◆ **GIVEN TASK**:
Transcribe the data in full and exactly, omitting any pictures.

◆ **RECORDS**:
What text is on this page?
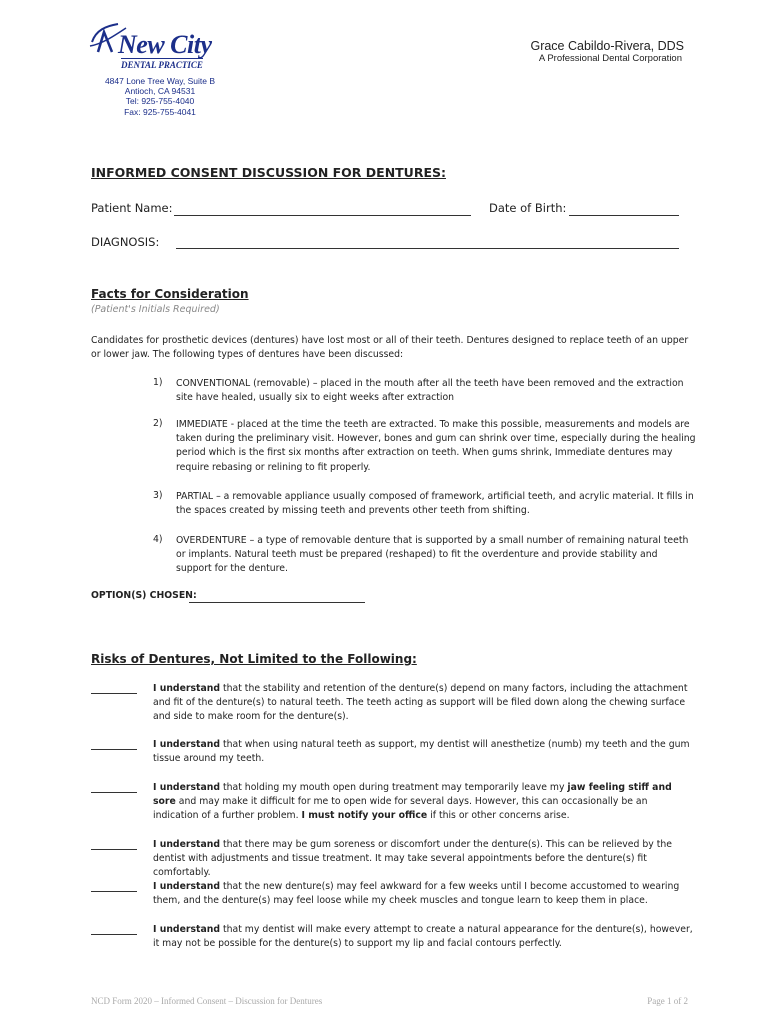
New City
DENTAL PRACTICE
4847 Lone Tree Way, Suite B
Antioch, CA 94531
Tel: 925-755-4040
Fax: 925-755-4041
Grace Cabildo-Rivera, DDS
A Professional Dental Corporation
INFORMED CONSENT DISCUSSION FOR DENTURES:
Patient Name:	Date of Birth:
DIAGNOSIS:
Facts for Consideration
(Patient's Initials Required)
Candidates for prosthetic devices (dentures) have lost most or all of their teeth. Dentures designed to replace teeth of an upper or lower jaw. The following types of dentures have been discussed:
1) CONVENTIONAL (removable) – placed in the mouth after all the teeth have been removed and the extraction site have healed, usually six to eight weeks after extraction
2) IMMEDIATE - placed at the time the teeth are extracted. To make this possible, measurements and models are taken during the preliminary visit. However, bones and gum can shrink over time, especially during the healing period which is the first six months after extraction on teeth. When gums shrink, Immediate dentures may require rebasing or relining to fit properly.
3) PARTIAL – a removable appliance usually composed of framework, artificial teeth, and acrylic material. It fills in the spaces created by missing teeth and prevents other teeth from shifting.
4) OVERDENTURE – a type of removable denture that is supported by a small number of remaining natural teeth or implants. Natural teeth must be prepared (reshaped) to fit the overdenture and provide stability and support for the denture.
OPTION(S) CHOSEN:
Risks of Dentures, Not Limited to the Following:
I understand that the stability and retention of the denture(s) depend on many factors, including the attachment and fit of the denture(s) to natural teeth. The teeth acting as support will be filed down along the chewing surface and side to make room for the denture(s).
I understand that when using natural teeth as support, my dentist will anesthetize (numb) my teeth and the gum tissue around my teeth.
I understand that holding my mouth open during treatment may temporarily leave my jaw feeling stiff and sore and may make it difficult for me to open wide for several days. However, this can occasionally be an indication of a further problem. I must notify your office if this or other concerns arise.
I understand that there may be gum soreness or discomfort under the denture(s). This can be relieved by the dentist with adjustments and tissue treatment. It may take several appointments before the denture(s) fit comfortably.
I understand that the new denture(s) may feel awkward for a few weeks until I become accustomed to wearing them, and the denture(s) may feel loose while my cheek muscles and tongue learn to keep them in place.
I understand that my dentist will make every attempt to create a natural appearance for the denture(s), however, it may not be possible for the denture(s) to support my lip and facial contours perfectly.
NCD Form 2020 – Informed Consent – Discussion for Dentures	Page 1 of 2
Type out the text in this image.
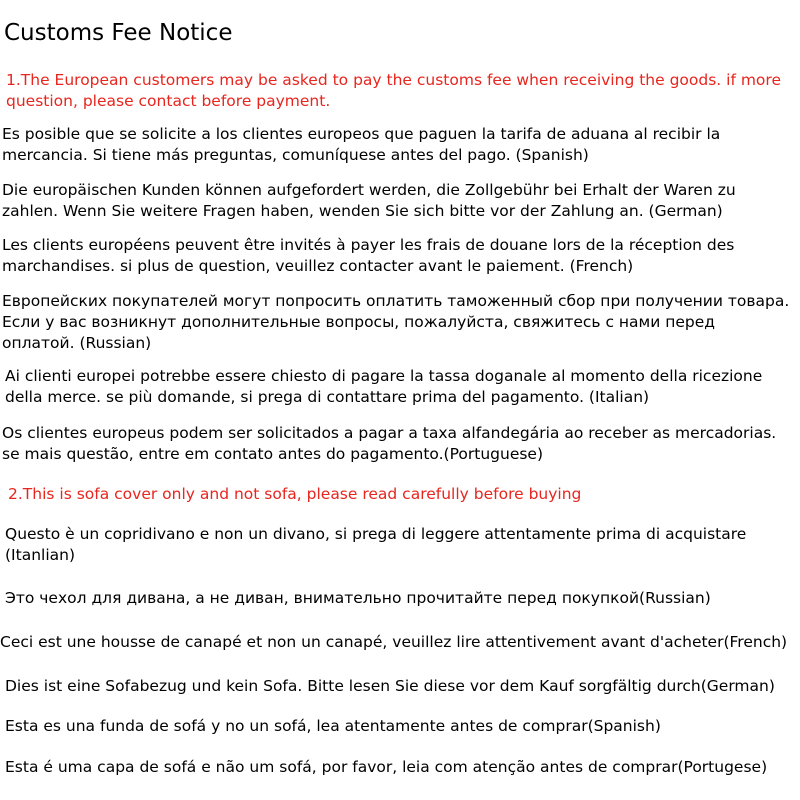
Customs Fee Notice

1.The European customers may be asked to pay the customs fee when receiving the goods. if more question, please contact before payment.

Es posible que se solicite a los clientes europeos que paguen la tarifa de aduana al recibir la mercancia. Si tiene más preguntas, comuníquese antes del pago. (Spanish)

Die europäischen Kunden können aufgefordert werden, die Zollgebühr bei Erhalt der Waren zu zahlen. Wenn Sie weitere Fragen haben, wenden Sie sich bitte vor der Zahlung an. (German)

Les clients européens peuvent être invités à payer les frais de douane lors de la réception des marchandises. si plus de question, veuillez contacter avant le paiement. (French)

Европейских покупателей могут попросить оплатить таможенный сбор при получении товара. Если у вас возникнут дополнительные вопросы, пожалуйста, свяжитесь с нами перед оплатой. (Russian)

Ai clienti europei potrebbe essere chiesto di pagare la tassa doganale al momento della ricezione della merce. se più domande, si prega di contattare prima del pagamento. (Italian)

Os clientes europeus podem ser solicitados a pagar a taxa alfandegária ao receber as mercadorias. se mais questão, entre em contato antes do pagamento.(Portuguese)

2.This is sofa cover only and not sofa, please read carefully before buying

Questo è un copridivano e non un divano, si prega di leggere attentamente prima di acquistare (Itanlian)

Это чехол для дивана, а не диван, внимательно прочитайте перед покупкой(Russian)

Ceci est une housse de canapé et non un canapé, veuillez lire attentivement avant d'acheter(French)

Dies ist eine Sofabezug und kein Sofa. Bitte lesen Sie diese vor dem Kauf sorgfältig durch(German)

Esta es una funda de sofá y no un sofá, lea atentamente antes de comprar(Spanish)

Esta é uma capa de sofá e não um sofá, por favor, leia com atenção antes de comprar(Portugese)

◆ **TASK OUTPUT**:
What text is on this page?
New City
DENTAL PRACTICE
4847 Lone Tree Way, Suite B
Antioch, CA 94531
Tel: 925-755-4040
Fax: 925-755-4041
Grace Cabildo-Rivera, DDS
A Professional Dental Corporation
INFORMED CONSENT DISCUSSION FOR DENTURES:
Patient Name:	Date of Birth:
DIAGNOSIS:
Facts for Consideration
(Patient's Initials Required)
Candidates for prosthetic devices (dentures) have lost most or all of their teeth. Dentures designed to replace teeth of an upper or lower jaw. The following types of dentures have been discussed:
1) CONVENTIONAL (removable) – placed in the mouth after all the teeth have been removed and the extraction site have healed, usually six to eight weeks after extraction
2) IMMEDIATE - placed at the time the teeth are extracted. To make this possible, measurements and models are taken during the preliminary visit. However, bones and gum can shrink over time, especially during the healing period which is the first six months after extraction on teeth. When gums shrink, Immediate dentures may require rebasing or relining to fit properly.
3) PARTIAL – a removable appliance usually composed of framework, artificial teeth, and acrylic material. It fills in the spaces created by missing teeth and prevents other teeth from shifting.
4) OVERDENTURE – a type of removable denture that is supported by a small number of remaining natural teeth or implants. Natural teeth must be prepared (reshaped) to fit the overdenture and provide stability and support for the denture.
OPTION(S) CHOSEN:
Risks of Dentures, Not Limited to the Following:
I understand that the stability and retention of the denture(s) depend on many factors, including the attachment and fit of the denture(s) to natural teeth. The teeth acting as support will be filed down along the chewing surface and side to make room for the denture(s).
I understand that when using natural teeth as support, my dentist will anesthetize (numb) my teeth and the gum tissue around my teeth.
I understand that holding my mouth open during treatment may temporarily leave my jaw feeling stiff and sore and may make it difficult for me to open wide for several days. However, this can occasionally be an indication of a further problem. I must notify your office if this or other concerns arise.
I understand that there may be gum soreness or discomfort under the denture(s). This can be relieved by the dentist with adjustments and tissue treatment. It may take several appointments before the denture(s) fit comfortably.
I understand that the new denture(s) may feel awkward for a few weeks until I become accustomed to wearing them, and the denture(s) may feel loose while my cheek muscles and tongue learn to keep them in place.
I understand that my dentist will make every attempt to create a natural appearance for the denture(s), however, it may not be possible for the denture(s) to support my lip and facial contours perfectly.
NCD Form 2020 – Informed Consent – Discussion for Dentures	Page 1 of 2
Type out the text in this image.
Customs Fee Notice

1.The European customers may be asked to pay the customs fee when receiving the goods. if more question, please contact before payment.

Es posible que se solicite a los clientes europeos que paguen la tarifa de aduana al recibir la mercancia. Si tiene más preguntas, comuníquese antes del pago. (Spanish)

Die europäischen Kunden können aufgefordert werden, die Zollgebühr bei Erhalt der Waren zu zahlen. Wenn Sie weitere Fragen haben, wenden Sie sich bitte vor der Zahlung an. (German)

Les clients européens peuvent être invités à payer les frais de douane lors de la réception des marchandises. si plus de question, veuillez contacter avant le paiement. (French)

Европейских покупателей могут попросить оплатить таможенный сбор при получении товара. Если у вас возникнут дополнительные вопросы, пожалуйста, свяжитесь с нами перед оплатой. (Russian)

Ai clienti europei potrebbe essere chiesto di pagare la tassa doganale al momento della ricezione della merce. se più domande, si prega di contattare prima del pagamento. (Italian)

Os clientes europeus podem ser solicitados a pagar a taxa alfandegária ao receber as mercadorias. se mais questão, entre em contato antes do pagamento.(Portuguese)

2.This is sofa cover only and not sofa, please read carefully before buying

Questo è un copridivano e non un divano, si prega di leggere attentamente prima di acquistare (Itanlian)

Это чехол для дивана, а не диван, внимательно прочитайте перед покупкой(Russian)

Ceci est une housse de canapé et non un canapé, veuillez lire attentivement avant d'acheter(French)

Dies ist eine Sofabezug und kein Sofa. Bitte lesen Sie diese vor dem Kauf sorgfältig durch(German)

Esta es una funda de sofá y no un sofá, lea atentamente antes de comprar(Spanish)

Esta é uma capa de sofá e não um sofá, por favor, leia com atenção antes de comprar(Portugese)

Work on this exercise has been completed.